● WHAT IS EXPECTED: Copy every line of the records below verbatim, leaving out the pictures.

● INFORMATION SHOWN:

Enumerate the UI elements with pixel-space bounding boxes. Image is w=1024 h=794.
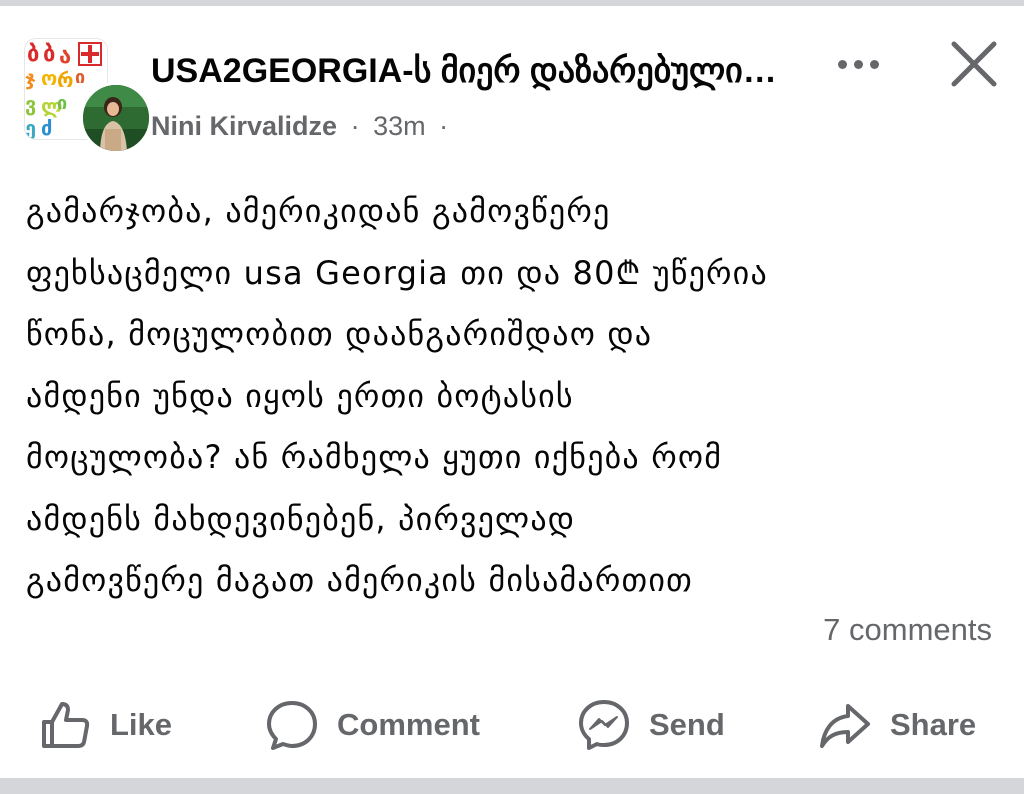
post-meta: Nini Kirvalidze · 33m ·	[151, 106, 454, 146]
close-icon	[951, 41, 997, 87]
svg-text:რ: რ	[57, 68, 73, 92]
like-label: Like	[110, 707, 173, 742]
more-horizontal-icon	[837, 59, 847, 69]
post-card: ბ ბ ა ჯ ო რ ი ვ ლ ი ე ძ USA2GEORGIA-ს მი…	[0, 6, 1024, 778]
svg-text:ჯ: ჯ	[25, 66, 36, 90]
svg-text:ა: ა	[59, 44, 71, 69]
post-actions-bar: Like Comment Send Share	[0, 690, 1024, 760]
share-arrow-icon	[820, 704, 870, 748]
svg-text:ბ: ბ	[27, 42, 39, 67]
group-name-link[interactable]: USA2GEORGIA-ს მიერ დაზარებული…	[151, 46, 801, 96]
close-button[interactable]	[944, 34, 1004, 94]
share-label: Share	[890, 707, 977, 742]
svg-text:ე: ე	[25, 116, 36, 139]
send-label: Send	[649, 707, 725, 742]
more-horizontal-icon-dot	[853, 59, 863, 69]
author-avatar[interactable]	[80, 82, 152, 154]
svg-text:ბ: ბ	[43, 42, 55, 67]
post-body-text: გამარჯობა, ამერიკიდან გამოვწერე ფეხსაცმე…	[26, 192, 768, 599]
like-button[interactable]: Like	[38, 690, 172, 760]
messenger-icon	[579, 700, 629, 750]
comments-count-link[interactable]: 7 comments	[823, 608, 992, 652]
meta-separator-trailing: ·	[439, 111, 449, 141]
svg-text:ძ: ძ	[41, 116, 52, 139]
comment-button[interactable]: Comment	[265, 690, 480, 760]
more-horizontal-icon-dot	[869, 59, 879, 69]
send-button[interactable]: Send	[577, 690, 725, 760]
share-button[interactable]: Share	[818, 690, 976, 760]
bottom-divider	[0, 778, 1024, 794]
comment-label: Comment	[337, 707, 480, 742]
more-options-button[interactable]	[826, 42, 890, 86]
avatar-group[interactable]: ბ ბ ა ჯ ო რ ი ვ ლ ი ე ძ	[24, 38, 152, 154]
svg-text:ი: ი	[57, 93, 67, 114]
author-name-link[interactable]: Nini Kirvalidze	[151, 111, 337, 141]
meta-separator: ·	[350, 111, 360, 141]
thumbs-up-icon	[42, 702, 90, 748]
post-timestamp[interactable]: 33m	[373, 111, 426, 141]
comment-bubble-icon	[267, 701, 317, 750]
svg-text:ვ: ვ	[25, 92, 36, 116]
svg-text:ო: ო	[41, 66, 57, 90]
svg-text:ი: ი	[75, 67, 85, 88]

● FULL OUTPUT:
Enumerate the UI elements with pixel-space bounding boxes. Image is w=1024 h=794.
post-meta: Nini Kirvalidze · 33m ·	[151, 106, 454, 146]
close-icon	[951, 41, 997, 87]
svg-text:რ: რ	[57, 68, 73, 92]
like-label: Like	[110, 707, 173, 742]
more-horizontal-icon	[837, 59, 847, 69]
post-card: ბ ბ ა ჯ ო რ ი ვ ლ ი ე ძ USA2GEORGIA-ს მი…	[0, 6, 1024, 778]
svg-text:ჯ: ჯ	[25, 66, 36, 90]
svg-text:ა: ა	[59, 44, 71, 69]
post-actions-bar: Like Comment Send Share	[0, 690, 1024, 760]
share-arrow-icon	[820, 704, 870, 748]
svg-text:ბ: ბ	[27, 42, 39, 67]
group-name-link[interactable]: USA2GEORGIA-ს მიერ დაზარებული…	[151, 46, 801, 96]
close-button[interactable]	[944, 34, 1004, 94]
share-label: Share	[890, 707, 977, 742]
svg-text:ე: ე	[25, 116, 36, 139]
send-label: Send	[649, 707, 725, 742]
more-horizontal-icon-dot	[853, 59, 863, 69]
author-avatar[interactable]	[80, 82, 152, 154]
svg-text:ბ: ბ	[43, 42, 55, 67]
post-body-text: გამარჯობა, ამერიკიდან გამოვწერე ფეხსაცმე…	[26, 192, 768, 599]
like-button[interactable]: Like	[38, 690, 172, 760]
messenger-icon	[579, 700, 629, 750]
comments-count-link[interactable]: 7 comments	[823, 608, 992, 652]
meta-separator-trailing: ·	[439, 111, 449, 141]
svg-text:ძ: ძ	[41, 116, 52, 139]
comment-button[interactable]: Comment	[265, 690, 480, 760]
more-horizontal-icon-dot	[869, 59, 879, 69]
send-button[interactable]: Send	[577, 690, 725, 760]
share-button[interactable]: Share	[818, 690, 976, 760]
bottom-divider	[0, 778, 1024, 794]
comment-label: Comment	[337, 707, 480, 742]
more-options-button[interactable]	[826, 42, 890, 86]
avatar-group[interactable]: ბ ბ ა ჯ ო რ ი ვ ლ ი ე ძ	[24, 38, 152, 154]
svg-text:ი: ი	[57, 93, 67, 114]
author-name-link[interactable]: Nini Kirvalidze	[151, 111, 337, 141]
meta-separator: ·	[350, 111, 360, 141]
thumbs-up-icon	[42, 702, 90, 748]
post-timestamp[interactable]: 33m	[373, 111, 426, 141]
comment-bubble-icon	[267, 701, 317, 750]
svg-text:ვ: ვ	[25, 92, 36, 116]
svg-text:ო: ო	[41, 66, 57, 90]
svg-text:ი: ი	[75, 67, 85, 88]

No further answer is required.